_What is required:_
Reproduce each of the lines word for word.

_Records from a collection of figures:_
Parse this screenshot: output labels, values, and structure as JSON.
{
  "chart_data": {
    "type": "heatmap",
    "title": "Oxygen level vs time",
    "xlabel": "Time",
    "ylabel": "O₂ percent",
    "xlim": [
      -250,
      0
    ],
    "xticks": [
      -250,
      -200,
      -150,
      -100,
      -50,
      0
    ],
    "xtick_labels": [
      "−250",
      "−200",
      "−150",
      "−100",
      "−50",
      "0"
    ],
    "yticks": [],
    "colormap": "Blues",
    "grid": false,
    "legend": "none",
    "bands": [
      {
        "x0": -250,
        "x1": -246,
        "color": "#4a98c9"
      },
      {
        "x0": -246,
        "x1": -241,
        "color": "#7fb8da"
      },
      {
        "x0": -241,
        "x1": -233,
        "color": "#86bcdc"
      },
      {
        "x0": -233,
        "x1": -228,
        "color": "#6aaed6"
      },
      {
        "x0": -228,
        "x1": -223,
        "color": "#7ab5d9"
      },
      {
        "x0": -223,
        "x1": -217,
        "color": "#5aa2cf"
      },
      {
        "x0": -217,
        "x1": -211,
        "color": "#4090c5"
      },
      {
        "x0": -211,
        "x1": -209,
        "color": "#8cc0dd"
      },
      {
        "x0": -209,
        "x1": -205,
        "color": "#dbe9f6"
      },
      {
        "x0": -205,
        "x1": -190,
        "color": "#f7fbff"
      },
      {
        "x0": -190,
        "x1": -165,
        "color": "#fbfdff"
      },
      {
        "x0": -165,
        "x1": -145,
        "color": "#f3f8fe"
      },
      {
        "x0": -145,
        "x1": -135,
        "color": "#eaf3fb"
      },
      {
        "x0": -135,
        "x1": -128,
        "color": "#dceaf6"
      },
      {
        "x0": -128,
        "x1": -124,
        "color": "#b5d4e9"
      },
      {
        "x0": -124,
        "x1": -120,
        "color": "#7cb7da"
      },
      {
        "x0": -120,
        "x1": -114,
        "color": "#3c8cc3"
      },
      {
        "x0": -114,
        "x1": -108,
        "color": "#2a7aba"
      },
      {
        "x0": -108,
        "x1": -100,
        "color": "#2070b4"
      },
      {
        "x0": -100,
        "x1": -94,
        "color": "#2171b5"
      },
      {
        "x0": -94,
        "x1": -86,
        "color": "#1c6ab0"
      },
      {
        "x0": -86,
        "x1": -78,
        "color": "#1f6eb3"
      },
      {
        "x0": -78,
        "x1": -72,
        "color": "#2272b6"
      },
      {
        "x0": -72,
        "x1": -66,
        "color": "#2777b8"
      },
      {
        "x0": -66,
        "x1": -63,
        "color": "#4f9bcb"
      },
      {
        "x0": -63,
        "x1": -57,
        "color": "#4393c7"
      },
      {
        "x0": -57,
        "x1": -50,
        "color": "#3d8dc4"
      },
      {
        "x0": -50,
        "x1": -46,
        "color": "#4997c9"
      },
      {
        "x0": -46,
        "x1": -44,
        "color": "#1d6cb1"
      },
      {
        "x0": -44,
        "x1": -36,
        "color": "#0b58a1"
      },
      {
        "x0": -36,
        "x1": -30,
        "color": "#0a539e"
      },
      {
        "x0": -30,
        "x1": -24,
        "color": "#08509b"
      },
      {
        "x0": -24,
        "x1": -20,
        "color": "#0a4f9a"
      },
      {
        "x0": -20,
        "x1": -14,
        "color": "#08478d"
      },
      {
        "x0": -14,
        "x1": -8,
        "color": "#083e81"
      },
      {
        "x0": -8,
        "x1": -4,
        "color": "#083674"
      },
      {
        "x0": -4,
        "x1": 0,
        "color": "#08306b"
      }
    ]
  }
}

_Answer to this exercise:_
Parse this screenshot: output labels, values, and structure as JSON.
{
  "chart_data": {
    "type": "heatmap",
    "title": "Oxygen level vs time",
    "xlabel": "Time",
    "ylabel": "O₂ percent",
    "xlim": [
      -250,
      0
    ],
    "xticks": [
      -250,
      -200,
      -150,
      -100,
      -50,
      0
    ],
    "xtick_labels": [
      "−250",
      "−200",
      "−150",
      "−100",
      "−50",
      "0"
    ],
    "yticks": [],
    "colormap": "Blues",
    "grid": false,
    "legend": "none",
    "bands": [
      {
        "x0": -250,
        "x1": -246,
        "color": "#4a98c9"
      },
      {
        "x0": -246,
        "x1": -241,
        "color": "#7fb8da"
      },
      {
        "x0": -241,
        "x1": -233,
        "color": "#86bcdc"
      },
      {
        "x0": -233,
        "x1": -228,
        "color": "#6aaed6"
      },
      {
        "x0": -228,
        "x1": -223,
        "color": "#7ab5d9"
      },
      {
        "x0": -223,
        "x1": -217,
        "color": "#5aa2cf"
      },
      {
        "x0": -217,
        "x1": -211,
        "color": "#4090c5"
      },
      {
        "x0": -211,
        "x1": -209,
        "color": "#8cc0dd"
      },
      {
        "x0": -209,
        "x1": -205,
        "color": "#dbe9f6"
      },
      {
        "x0": -205,
        "x1": -190,
        "color": "#f7fbff"
      },
      {
        "x0": -190,
        "x1": -165,
        "color": "#fbfdff"
      },
      {
        "x0": -165,
        "x1": -145,
        "color": "#f3f8fe"
      },
      {
        "x0": -145,
        "x1": -135,
        "color": "#eaf3fb"
      },
      {
        "x0": -135,
        "x1": -128,
        "color": "#dceaf6"
      },
      {
        "x0": -128,
        "x1": -124,
        "color": "#b5d4e9"
      },
      {
        "x0": -124,
        "x1": -120,
        "color": "#7cb7da"
      },
      {
        "x0": -120,
        "x1": -114,
        "color": "#3c8cc3"
      },
      {
        "x0": -114,
        "x1": -108,
        "color": "#2a7aba"
      },
      {
        "x0": -108,
        "x1": -100,
        "color": "#2070b4"
      },
      {
        "x0": -100,
        "x1": -94,
        "color": "#2171b5"
      },
      {
        "x0": -94,
        "x1": -86,
        "color": "#1c6ab0"
      },
      {
        "x0": -86,
        "x1": -78,
        "color": "#1f6eb3"
      },
      {
        "x0": -78,
        "x1": -72,
        "color": "#2272b6"
      },
      {
        "x0": -72,
        "x1": -66,
        "color": "#2777b8"
      },
      {
        "x0": -66,
        "x1": -63,
        "color": "#4f9bcb"
      },
      {
        "x0": -63,
        "x1": -57,
        "color": "#4393c7"
      },
      {
        "x0": -57,
        "x1": -50,
        "color": "#3d8dc4"
      },
      {
        "x0": -50,
        "x1": -46,
        "color": "#4997c9"
      },
      {
        "x0": -46,
        "x1": -44,
        "color": "#1d6cb1"
      },
      {
        "x0": -44,
        "x1": -36,
        "color": "#0b58a1"
      },
      {
        "x0": -36,
        "x1": -30,
        "color": "#0a539e"
      },
      {
        "x0": -30,
        "x1": -24,
        "color": "#08509b"
      },
      {
        "x0": -24,
        "x1": -20,
        "color": "#0a4f9a"
      },
      {
        "x0": -20,
        "x1": -14,
        "color": "#08478d"
      },
      {
        "x0": -14,
        "x1": -8,
        "color": "#083e81"
      },
      {
        "x0": -8,
        "x1": -4,
        "color": "#083674"
      },
      {
        "x0": -4,
        "x1": 0,
        "color": "#08306b"
      }
    ]
  }
}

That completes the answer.